[Spatial annotation records]
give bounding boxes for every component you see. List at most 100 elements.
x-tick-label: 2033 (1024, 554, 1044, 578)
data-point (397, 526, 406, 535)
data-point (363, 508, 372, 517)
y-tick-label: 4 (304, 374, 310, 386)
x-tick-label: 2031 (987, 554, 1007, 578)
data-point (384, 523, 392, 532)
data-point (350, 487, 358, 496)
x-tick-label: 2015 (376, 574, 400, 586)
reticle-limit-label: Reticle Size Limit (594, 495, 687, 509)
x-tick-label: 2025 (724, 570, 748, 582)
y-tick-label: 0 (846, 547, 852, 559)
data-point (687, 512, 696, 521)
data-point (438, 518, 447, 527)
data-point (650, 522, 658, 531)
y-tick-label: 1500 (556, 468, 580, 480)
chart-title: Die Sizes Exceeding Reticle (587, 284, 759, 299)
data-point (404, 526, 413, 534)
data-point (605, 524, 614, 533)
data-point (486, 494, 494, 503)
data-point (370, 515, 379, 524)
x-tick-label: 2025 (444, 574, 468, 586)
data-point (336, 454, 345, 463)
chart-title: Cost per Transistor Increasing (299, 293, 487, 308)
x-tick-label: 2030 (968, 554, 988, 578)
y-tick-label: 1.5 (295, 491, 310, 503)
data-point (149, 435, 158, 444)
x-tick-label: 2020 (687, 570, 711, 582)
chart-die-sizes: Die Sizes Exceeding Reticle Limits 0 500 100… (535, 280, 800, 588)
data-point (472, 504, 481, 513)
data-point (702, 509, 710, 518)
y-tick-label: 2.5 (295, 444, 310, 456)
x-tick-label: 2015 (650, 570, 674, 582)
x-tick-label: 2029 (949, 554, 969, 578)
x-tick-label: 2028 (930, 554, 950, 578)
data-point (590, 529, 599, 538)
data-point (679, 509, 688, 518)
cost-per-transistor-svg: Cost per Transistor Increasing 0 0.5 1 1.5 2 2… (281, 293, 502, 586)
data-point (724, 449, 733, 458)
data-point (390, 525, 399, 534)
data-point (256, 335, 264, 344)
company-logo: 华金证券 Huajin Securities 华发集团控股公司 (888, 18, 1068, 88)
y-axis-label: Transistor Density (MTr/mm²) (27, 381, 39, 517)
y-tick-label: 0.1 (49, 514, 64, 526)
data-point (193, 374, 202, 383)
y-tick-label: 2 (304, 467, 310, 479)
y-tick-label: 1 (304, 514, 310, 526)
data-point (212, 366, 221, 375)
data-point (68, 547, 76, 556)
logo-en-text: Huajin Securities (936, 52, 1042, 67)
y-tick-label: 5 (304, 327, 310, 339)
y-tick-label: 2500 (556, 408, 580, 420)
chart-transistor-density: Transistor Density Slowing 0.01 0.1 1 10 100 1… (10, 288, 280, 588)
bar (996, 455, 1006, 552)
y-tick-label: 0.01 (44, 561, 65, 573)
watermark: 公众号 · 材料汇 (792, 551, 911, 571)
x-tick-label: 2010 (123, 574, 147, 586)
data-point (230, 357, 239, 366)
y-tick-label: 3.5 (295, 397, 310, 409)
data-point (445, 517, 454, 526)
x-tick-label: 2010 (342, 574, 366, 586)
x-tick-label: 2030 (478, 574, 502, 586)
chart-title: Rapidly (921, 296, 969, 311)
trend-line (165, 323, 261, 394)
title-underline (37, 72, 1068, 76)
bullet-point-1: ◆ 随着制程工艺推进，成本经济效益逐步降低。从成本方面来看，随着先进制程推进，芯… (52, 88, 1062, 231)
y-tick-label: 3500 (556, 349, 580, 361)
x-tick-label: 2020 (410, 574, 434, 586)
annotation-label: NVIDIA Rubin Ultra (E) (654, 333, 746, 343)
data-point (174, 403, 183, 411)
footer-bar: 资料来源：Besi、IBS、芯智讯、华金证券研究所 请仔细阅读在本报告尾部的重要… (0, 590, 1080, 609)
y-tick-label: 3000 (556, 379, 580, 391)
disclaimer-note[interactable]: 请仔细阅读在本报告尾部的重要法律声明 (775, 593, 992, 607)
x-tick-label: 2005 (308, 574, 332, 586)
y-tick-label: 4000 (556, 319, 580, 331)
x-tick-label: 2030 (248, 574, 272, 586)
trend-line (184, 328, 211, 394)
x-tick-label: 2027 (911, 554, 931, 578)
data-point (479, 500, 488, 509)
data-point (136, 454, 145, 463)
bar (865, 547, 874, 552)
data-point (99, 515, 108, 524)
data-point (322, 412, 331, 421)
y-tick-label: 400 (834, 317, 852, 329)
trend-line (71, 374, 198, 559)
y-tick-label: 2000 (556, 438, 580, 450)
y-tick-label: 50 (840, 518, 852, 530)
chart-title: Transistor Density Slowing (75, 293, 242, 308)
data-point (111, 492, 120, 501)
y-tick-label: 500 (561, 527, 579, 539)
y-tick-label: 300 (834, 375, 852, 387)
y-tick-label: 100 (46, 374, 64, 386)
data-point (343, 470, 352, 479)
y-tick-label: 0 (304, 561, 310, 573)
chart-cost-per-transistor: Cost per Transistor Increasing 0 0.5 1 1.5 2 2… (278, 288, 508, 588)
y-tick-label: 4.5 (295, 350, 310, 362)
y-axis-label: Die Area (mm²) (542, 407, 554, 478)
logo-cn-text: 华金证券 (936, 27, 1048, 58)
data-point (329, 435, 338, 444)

» WORK TO COMPLETE: Reproduce every entry above verbatim, line for line.

» RESULT OF THIS EXERCISE:
give bounding boxes for every component you see. List at most 100 elements.
x-tick-label: 2033 (1024, 554, 1044, 578)
data-point (397, 526, 406, 535)
data-point (363, 508, 372, 517)
y-tick-label: 4 (304, 374, 310, 386)
x-tick-label: 2031 (987, 554, 1007, 578)
data-point (384, 523, 392, 532)
data-point (350, 487, 358, 496)
x-tick-label: 2015 (376, 574, 400, 586)
reticle-limit-label: Reticle Size Limit (594, 495, 687, 509)
x-tick-label: 2025 (724, 570, 748, 582)
y-tick-label: 0 (846, 547, 852, 559)
data-point (687, 512, 696, 521)
data-point (438, 518, 447, 527)
data-point (650, 522, 658, 531)
y-tick-label: 1500 (556, 468, 580, 480)
chart-title: Die Sizes Exceeding Reticle (587, 284, 759, 299)
data-point (404, 526, 413, 534)
data-point (605, 524, 614, 533)
data-point (486, 494, 494, 503)
data-point (370, 515, 379, 524)
x-tick-label: 2025 (444, 574, 468, 586)
data-point (336, 454, 345, 463)
chart-title: Cost per Transistor Increasing (299, 293, 487, 308)
x-tick-label: 2030 (968, 554, 988, 578)
y-tick-label: 1.5 (295, 491, 310, 503)
data-point (149, 435, 158, 444)
x-tick-label: 2020 (687, 570, 711, 582)
chart-die-sizes: Die Sizes Exceeding Reticle Limits 0 500 100… (535, 280, 800, 588)
data-point (472, 504, 481, 513)
data-point (702, 509, 710, 518)
y-tick-label: 2.5 (295, 444, 310, 456)
x-tick-label: 2015 (650, 570, 674, 582)
x-tick-label: 2029 (949, 554, 969, 578)
x-tick-label: 2028 (930, 554, 950, 578)
data-point (590, 529, 599, 538)
data-point (679, 509, 688, 518)
cost-per-transistor-svg: Cost per Transistor Increasing 0 0.5 1 1.5 2 2… (281, 293, 502, 586)
data-point (724, 449, 733, 458)
data-point (390, 525, 399, 534)
data-point (256, 335, 264, 344)
company-logo: 华金证券 Huajin Securities 华发集团控股公司 (888, 18, 1068, 88)
y-axis-label: Transistor Density (MTr/mm²) (27, 381, 39, 517)
y-tick-label: 0.1 (49, 514, 64, 526)
data-point (193, 374, 202, 383)
y-tick-label: 2 (304, 467, 310, 479)
y-tick-label: 1 (304, 514, 310, 526)
data-point (212, 366, 221, 375)
data-point (68, 547, 76, 556)
logo-en-text: Huajin Securities (936, 52, 1042, 67)
y-tick-label: 5 (304, 327, 310, 339)
y-tick-label: 2500 (556, 408, 580, 420)
chart-transistor-density: Transistor Density Slowing 0.01 0.1 1 10 100 1… (10, 288, 280, 588)
bar (996, 455, 1006, 552)
y-tick-label: 0.01 (44, 561, 65, 573)
watermark: 公众号 · 材料汇 (792, 551, 911, 571)
x-tick-label: 2010 (123, 574, 147, 586)
data-point (230, 357, 239, 366)
y-tick-label: 3.5 (295, 397, 310, 409)
data-point (445, 517, 454, 526)
x-tick-label: 2010 (342, 574, 366, 586)
x-tick-label: 2030 (478, 574, 502, 586)
chart-title: Rapidly (921, 296, 969, 311)
trend-line (165, 323, 261, 394)
title-underline (37, 72, 1068, 76)
bullet-point-1: ◆ 随着制程工艺推进，成本经济效益逐步降低。从成本方面来看，随着先进制程推进，芯… (52, 88, 1062, 231)
y-tick-label: 3500 (556, 349, 580, 361)
x-tick-label: 2020 (410, 574, 434, 586)
annotation-label: NVIDIA Rubin Ultra (E) (654, 333, 746, 343)
data-point (174, 403, 183, 411)
footer-bar: 资料来源：Besi、IBS、芯智讯、华金证券研究所 请仔细阅读在本报告尾部的重要… (0, 590, 1080, 609)
y-tick-label: 3000 (556, 379, 580, 391)
disclaimer-note[interactable]: 请仔细阅读在本报告尾部的重要法律声明 (775, 593, 992, 607)
x-tick-label: 2005 (308, 574, 332, 586)
y-tick-label: 4000 (556, 319, 580, 331)
x-tick-label: 2030 (248, 574, 272, 586)
trend-line (184, 328, 211, 394)
x-tick-label: 2027 (911, 554, 931, 578)
data-point (479, 500, 488, 509)
data-point (136, 454, 145, 463)
bar (865, 547, 874, 552)
data-point (99, 515, 108, 524)
data-point (322, 412, 331, 421)
y-tick-label: 400 (834, 317, 852, 329)
trend-line (71, 374, 198, 559)
y-tick-label: 2000 (556, 438, 580, 450)
y-tick-label: 50 (840, 518, 852, 530)
chart-title: Transistor Density Slowing (75, 293, 242, 308)
data-point (111, 492, 120, 501)
y-tick-label: 500 (561, 527, 579, 539)
y-tick-label: 300 (834, 375, 852, 387)
y-tick-label: 100 (46, 374, 64, 386)
data-point (343, 470, 352, 479)
y-tick-label: 0 (304, 561, 310, 573)
chart-cost-per-transistor: Cost per Transistor Increasing 0 0.5 1 1.5 2 2… (278, 288, 508, 588)
y-tick-label: 4.5 (295, 350, 310, 362)
y-axis-label: Die Area (mm²) (542, 407, 554, 478)
logo-cn-text: 华金证券 (936, 27, 1048, 58)
data-point (329, 435, 338, 444)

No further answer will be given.